§ INSTRUCTIONS FOR THE TASK
In how many lines of the records does "proportion" appear? Answer with one number.

-- -- --

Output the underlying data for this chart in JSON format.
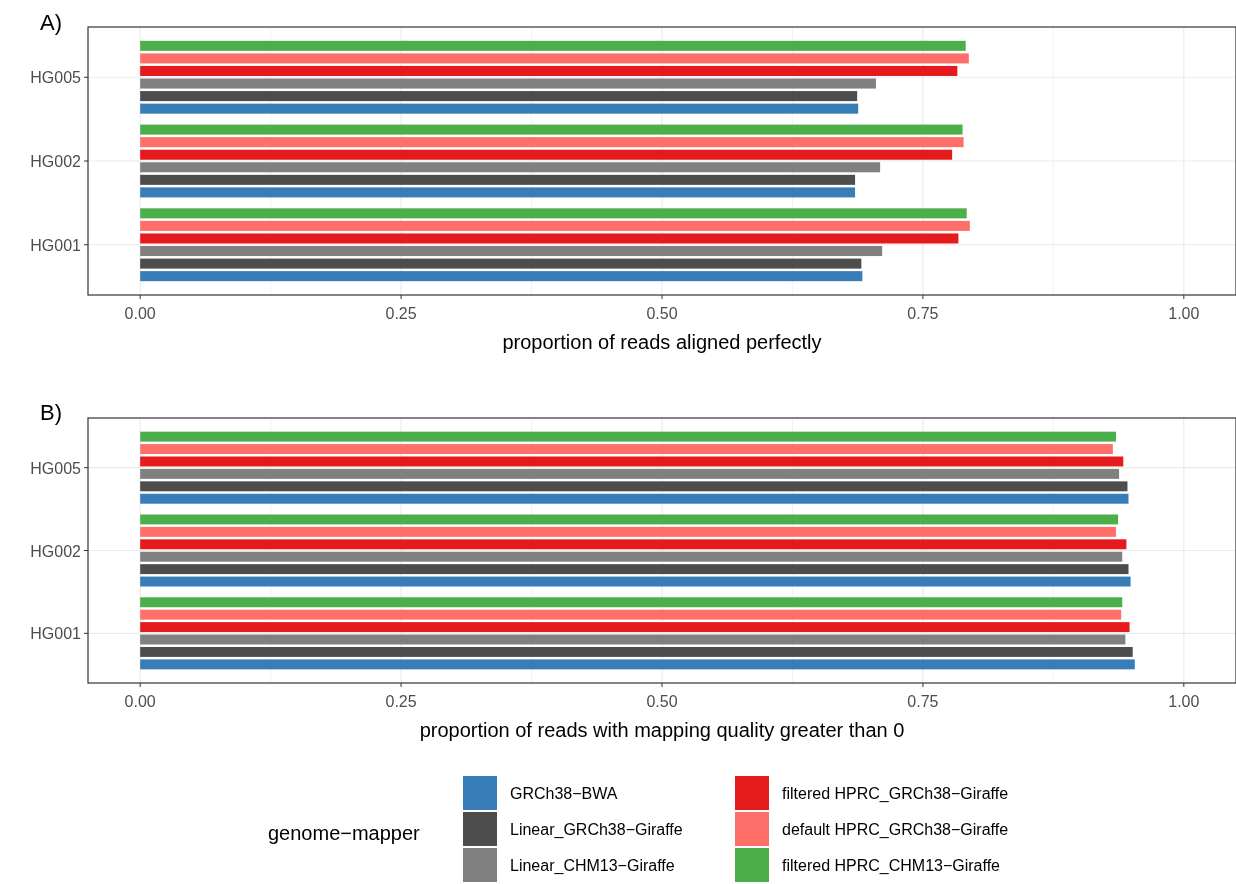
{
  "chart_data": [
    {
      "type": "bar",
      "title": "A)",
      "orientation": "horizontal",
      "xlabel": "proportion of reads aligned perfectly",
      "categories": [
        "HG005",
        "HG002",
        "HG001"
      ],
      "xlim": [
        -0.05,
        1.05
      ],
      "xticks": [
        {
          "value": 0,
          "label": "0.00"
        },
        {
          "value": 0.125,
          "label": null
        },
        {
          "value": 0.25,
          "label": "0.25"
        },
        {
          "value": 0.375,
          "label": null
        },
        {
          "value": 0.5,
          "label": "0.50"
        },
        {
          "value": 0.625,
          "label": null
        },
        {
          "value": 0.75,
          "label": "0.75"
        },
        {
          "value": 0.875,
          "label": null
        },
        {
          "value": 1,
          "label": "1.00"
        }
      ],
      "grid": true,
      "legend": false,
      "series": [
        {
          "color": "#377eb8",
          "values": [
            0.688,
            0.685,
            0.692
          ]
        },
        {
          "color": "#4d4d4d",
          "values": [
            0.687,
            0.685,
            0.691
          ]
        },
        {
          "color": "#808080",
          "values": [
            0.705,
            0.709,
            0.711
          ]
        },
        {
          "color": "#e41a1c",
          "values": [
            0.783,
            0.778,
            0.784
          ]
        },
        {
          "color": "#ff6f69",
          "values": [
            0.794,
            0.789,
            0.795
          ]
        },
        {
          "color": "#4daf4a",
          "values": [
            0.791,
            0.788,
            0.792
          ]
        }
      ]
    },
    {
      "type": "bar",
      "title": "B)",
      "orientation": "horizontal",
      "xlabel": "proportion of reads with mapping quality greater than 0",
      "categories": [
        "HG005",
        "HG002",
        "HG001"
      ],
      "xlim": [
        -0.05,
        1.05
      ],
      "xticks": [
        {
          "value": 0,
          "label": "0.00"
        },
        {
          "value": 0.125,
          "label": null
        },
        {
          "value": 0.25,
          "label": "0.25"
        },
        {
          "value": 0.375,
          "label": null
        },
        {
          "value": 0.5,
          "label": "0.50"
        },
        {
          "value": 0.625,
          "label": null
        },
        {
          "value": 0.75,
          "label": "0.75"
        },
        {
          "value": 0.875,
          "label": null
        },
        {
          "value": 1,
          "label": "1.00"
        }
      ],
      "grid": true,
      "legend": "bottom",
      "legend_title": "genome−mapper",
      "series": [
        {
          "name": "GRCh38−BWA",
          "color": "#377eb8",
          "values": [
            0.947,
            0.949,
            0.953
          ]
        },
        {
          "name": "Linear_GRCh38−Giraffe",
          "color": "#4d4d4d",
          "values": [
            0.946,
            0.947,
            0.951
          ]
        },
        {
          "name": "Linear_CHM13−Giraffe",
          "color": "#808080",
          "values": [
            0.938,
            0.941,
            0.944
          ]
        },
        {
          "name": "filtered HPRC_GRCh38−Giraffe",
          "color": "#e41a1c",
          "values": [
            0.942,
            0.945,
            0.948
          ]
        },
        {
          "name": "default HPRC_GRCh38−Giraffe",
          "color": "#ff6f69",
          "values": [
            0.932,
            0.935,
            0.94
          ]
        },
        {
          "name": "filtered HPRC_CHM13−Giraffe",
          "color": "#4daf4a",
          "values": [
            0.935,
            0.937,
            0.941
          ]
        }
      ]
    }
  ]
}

-- -- --

§ SOLUTION FOR THIS PROBLEM
2